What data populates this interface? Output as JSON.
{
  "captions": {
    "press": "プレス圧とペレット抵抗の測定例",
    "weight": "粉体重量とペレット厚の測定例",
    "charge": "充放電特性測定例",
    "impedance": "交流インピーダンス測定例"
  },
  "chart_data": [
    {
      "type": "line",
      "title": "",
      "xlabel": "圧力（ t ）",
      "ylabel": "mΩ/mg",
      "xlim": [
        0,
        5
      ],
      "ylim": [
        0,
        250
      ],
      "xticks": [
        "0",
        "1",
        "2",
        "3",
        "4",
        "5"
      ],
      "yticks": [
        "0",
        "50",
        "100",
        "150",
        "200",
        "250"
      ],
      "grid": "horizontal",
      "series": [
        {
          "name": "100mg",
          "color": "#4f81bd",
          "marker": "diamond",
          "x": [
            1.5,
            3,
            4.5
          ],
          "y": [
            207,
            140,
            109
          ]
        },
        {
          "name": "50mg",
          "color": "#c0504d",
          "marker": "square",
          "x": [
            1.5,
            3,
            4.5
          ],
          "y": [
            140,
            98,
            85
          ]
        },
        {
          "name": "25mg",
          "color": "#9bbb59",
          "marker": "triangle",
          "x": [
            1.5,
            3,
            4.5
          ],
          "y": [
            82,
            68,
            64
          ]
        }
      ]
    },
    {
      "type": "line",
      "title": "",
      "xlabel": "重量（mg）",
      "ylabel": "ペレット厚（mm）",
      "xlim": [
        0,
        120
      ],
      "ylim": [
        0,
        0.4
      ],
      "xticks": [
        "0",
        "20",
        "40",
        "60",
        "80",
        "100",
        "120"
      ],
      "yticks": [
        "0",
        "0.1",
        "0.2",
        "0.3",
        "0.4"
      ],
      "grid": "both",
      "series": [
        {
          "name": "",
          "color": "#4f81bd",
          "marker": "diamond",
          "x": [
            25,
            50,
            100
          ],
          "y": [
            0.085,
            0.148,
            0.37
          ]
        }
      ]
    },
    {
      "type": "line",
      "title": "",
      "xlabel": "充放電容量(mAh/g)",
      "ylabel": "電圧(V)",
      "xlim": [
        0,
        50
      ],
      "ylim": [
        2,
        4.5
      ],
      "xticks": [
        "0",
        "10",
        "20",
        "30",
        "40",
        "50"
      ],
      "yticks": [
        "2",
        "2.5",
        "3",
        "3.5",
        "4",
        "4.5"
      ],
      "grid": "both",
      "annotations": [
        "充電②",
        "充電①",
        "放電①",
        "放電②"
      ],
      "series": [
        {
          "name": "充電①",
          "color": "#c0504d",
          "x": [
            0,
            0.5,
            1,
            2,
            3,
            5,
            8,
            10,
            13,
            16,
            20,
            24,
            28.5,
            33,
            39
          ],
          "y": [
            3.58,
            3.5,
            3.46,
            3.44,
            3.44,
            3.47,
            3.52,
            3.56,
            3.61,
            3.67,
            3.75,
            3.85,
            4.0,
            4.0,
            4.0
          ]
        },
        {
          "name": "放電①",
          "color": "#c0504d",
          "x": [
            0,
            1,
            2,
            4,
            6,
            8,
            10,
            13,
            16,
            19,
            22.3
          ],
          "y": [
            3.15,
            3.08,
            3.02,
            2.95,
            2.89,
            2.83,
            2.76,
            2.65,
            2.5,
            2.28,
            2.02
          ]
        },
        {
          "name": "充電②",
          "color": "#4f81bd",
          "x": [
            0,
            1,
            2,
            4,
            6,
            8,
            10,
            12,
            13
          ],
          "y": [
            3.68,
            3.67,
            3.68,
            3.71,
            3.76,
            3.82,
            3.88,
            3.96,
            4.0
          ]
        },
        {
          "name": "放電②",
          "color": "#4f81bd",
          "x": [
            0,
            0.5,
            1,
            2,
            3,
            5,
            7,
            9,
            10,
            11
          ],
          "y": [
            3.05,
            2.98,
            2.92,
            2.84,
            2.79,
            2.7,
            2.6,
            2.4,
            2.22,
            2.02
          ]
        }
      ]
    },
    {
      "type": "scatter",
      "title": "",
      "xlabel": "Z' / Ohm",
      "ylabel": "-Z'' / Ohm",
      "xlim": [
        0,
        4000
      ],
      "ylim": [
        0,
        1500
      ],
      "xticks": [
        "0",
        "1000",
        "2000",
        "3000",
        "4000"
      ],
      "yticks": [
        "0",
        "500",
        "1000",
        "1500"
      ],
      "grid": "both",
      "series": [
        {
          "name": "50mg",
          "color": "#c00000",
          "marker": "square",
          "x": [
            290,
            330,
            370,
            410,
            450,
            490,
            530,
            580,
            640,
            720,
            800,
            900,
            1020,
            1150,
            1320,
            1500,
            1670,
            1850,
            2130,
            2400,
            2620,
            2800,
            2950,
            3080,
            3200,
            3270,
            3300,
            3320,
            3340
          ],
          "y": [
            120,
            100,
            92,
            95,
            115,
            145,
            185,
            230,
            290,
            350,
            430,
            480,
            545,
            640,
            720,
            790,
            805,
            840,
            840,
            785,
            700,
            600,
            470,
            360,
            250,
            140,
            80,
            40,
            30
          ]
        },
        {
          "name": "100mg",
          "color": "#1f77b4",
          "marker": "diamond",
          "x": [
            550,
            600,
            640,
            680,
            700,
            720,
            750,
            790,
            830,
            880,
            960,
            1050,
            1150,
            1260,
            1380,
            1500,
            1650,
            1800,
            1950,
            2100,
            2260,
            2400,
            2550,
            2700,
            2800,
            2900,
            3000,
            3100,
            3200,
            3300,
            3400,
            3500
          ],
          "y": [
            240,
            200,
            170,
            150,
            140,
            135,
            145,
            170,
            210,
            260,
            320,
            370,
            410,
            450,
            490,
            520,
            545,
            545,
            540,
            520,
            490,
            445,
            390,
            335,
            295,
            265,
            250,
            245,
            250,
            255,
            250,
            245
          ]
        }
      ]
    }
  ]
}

+---+

Given exercise - Which lines contain "xlabel"? Copy each of them.

Solution below -
      "xlabel": "圧力（ t ）",
      "xlabel": "重量（mg）",
      "xlabel": "充放電容量(mAh/g)",
      "xlabel": "Z' / Ohm",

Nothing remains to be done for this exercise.